• **EXERCISE PROMPT**:
Extract the line that contains "OCR this image." and every line after it through the end of the records below, exactly as written, leaving out any pictures.

• **EXTRACTED MATERIAL**:
::::::::::
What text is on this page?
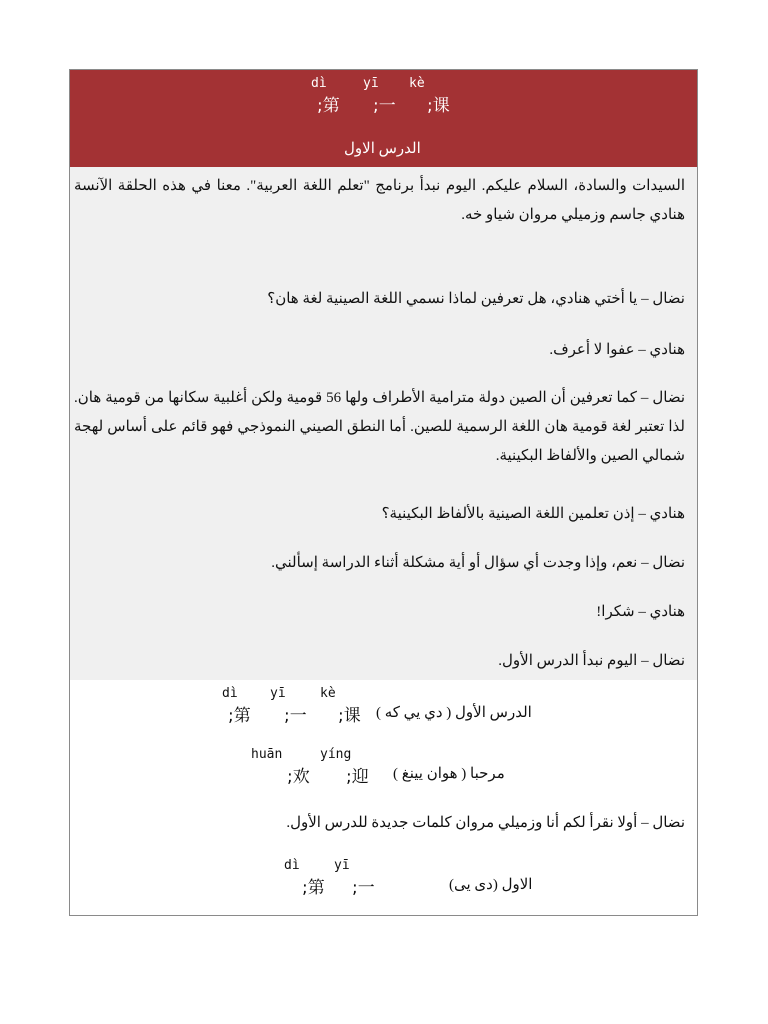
dì	yī kè
;第 ;一 ;课
الدرس الاول
السيدات والسادة، السلام عليكم. اليوم نبدأ برنامج "تعلم اللغة العربية". معنا في هذه الحلقة الآنسة هنادي جاسم وزميلي مروان شياو خه.
نضال – يا أختي هنادي، هل تعرفين لماذا نسمي اللغة الصينية لغة هان؟
هنادي – عفوا لا أعرف.
نضال – كما تعرفين أن الصين دولة مترامية الأطراف ولها 56 قومية ولكن أغلبية سكانها من قومية هان. لذا تعتبر لغة قومية هان اللغة الرسمية للصين. أما النطق الصيني النموذجي فهو قائم على أساس لهجة شمالي الصين والألفاظ البكينية.
هنادي – إذن تعلمين اللغة الصينية بالألفاظ البكينية؟
نضال – نعم، وإذا وجدت أي سؤال أو أية مشكلة أثناء الدراسة إسألني.
هنادي – شكرا!
نضال – اليوم نبدأ الدرس الأول.
dì yī	kè
;第 ;一 ;课 الدرس الأول ( دي يي كه )
huān	yíng
;欢 ;迎 مرحبا ( هوان يينغ )
نضال – أولا نقرأ لكم أنا وزميلي مروان كلمات جديدة للدرس الأول.
dì	yī
;第 ;一	الاول (دى يى)
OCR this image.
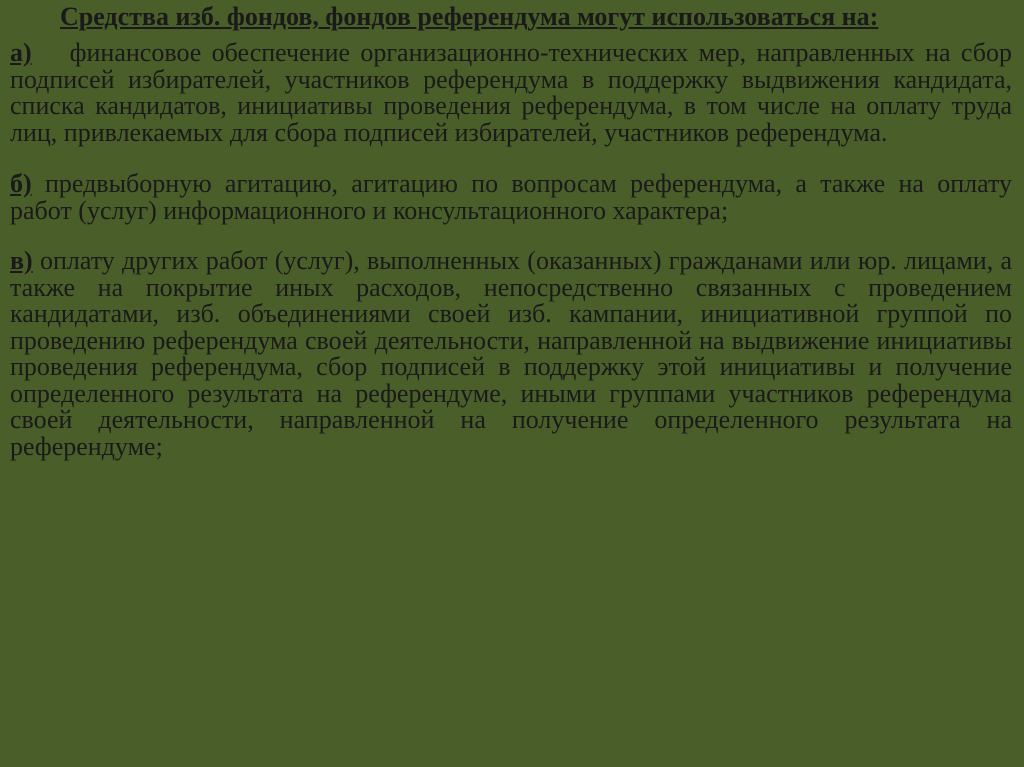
Средства изб. фондов, фондов референдума могут использоваться на:

а) финансовое обеспечение организационно-технических мер, направленных на сбор подписей избирателей, участников референдума в поддержку выдвижения кандидата, списка кандидатов, инициативы проведения референдума, в том числе на оплату труда лиц, привлекаемых для сбора подписей избирателей, участников референдума.

б) предвыборную агитацию, агитацию по вопросам референдума, а также на оплату работ (услуг) информационного и консультационного характера;

в) оплату других работ (услуг), выполненных (оказанных) гражданами или юр. лицами, а также на покрытие иных расходов, непосредственно связанных с проведением кандидатами, изб. объединениями своей изб. кампании, инициативной группой по проведению референдума своей деятельности, направленной на выдвижение инициативы проведения референдума, сбор подписей в поддержку этой инициативы и получение определенного результата на референдуме, иными группами участников референдума своей деятельности, направленной на получение определенного результата на референдуме;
::::::::::
• **SOLUTION BELOW**:
OCR this image.
Средства изб. фондов, фондов референдума могут использоваться на:

а) финансовое обеспечение организационно-технических мер, направленных на сбор подписей избирателей, участников референдума в поддержку выдвижения кандидата, списка кандидатов, инициативы проведения референдума, в том числе на оплату труда лиц, привлекаемых для сбора подписей избирателей, участников референдума.

б) предвыборную агитацию, агитацию по вопросам референдума, а также на оплату работ (услуг) информационного и консультационного характера;

в) оплату других работ (услуг), выполненных (оказанных) гражданами или юр. лицами, а также на покрытие иных расходов, непосредственно связанных с проведением кандидатами, изб. объединениями своей изб. кампании, инициативной группой по проведению референдума своей деятельности, направленной на выдвижение инициативы проведения референдума, сбор подписей в поддержку этой инициативы и получение определенного результата на референдуме, иными группами участников референдума своей деятельности, направленной на получение определенного результата на референдуме;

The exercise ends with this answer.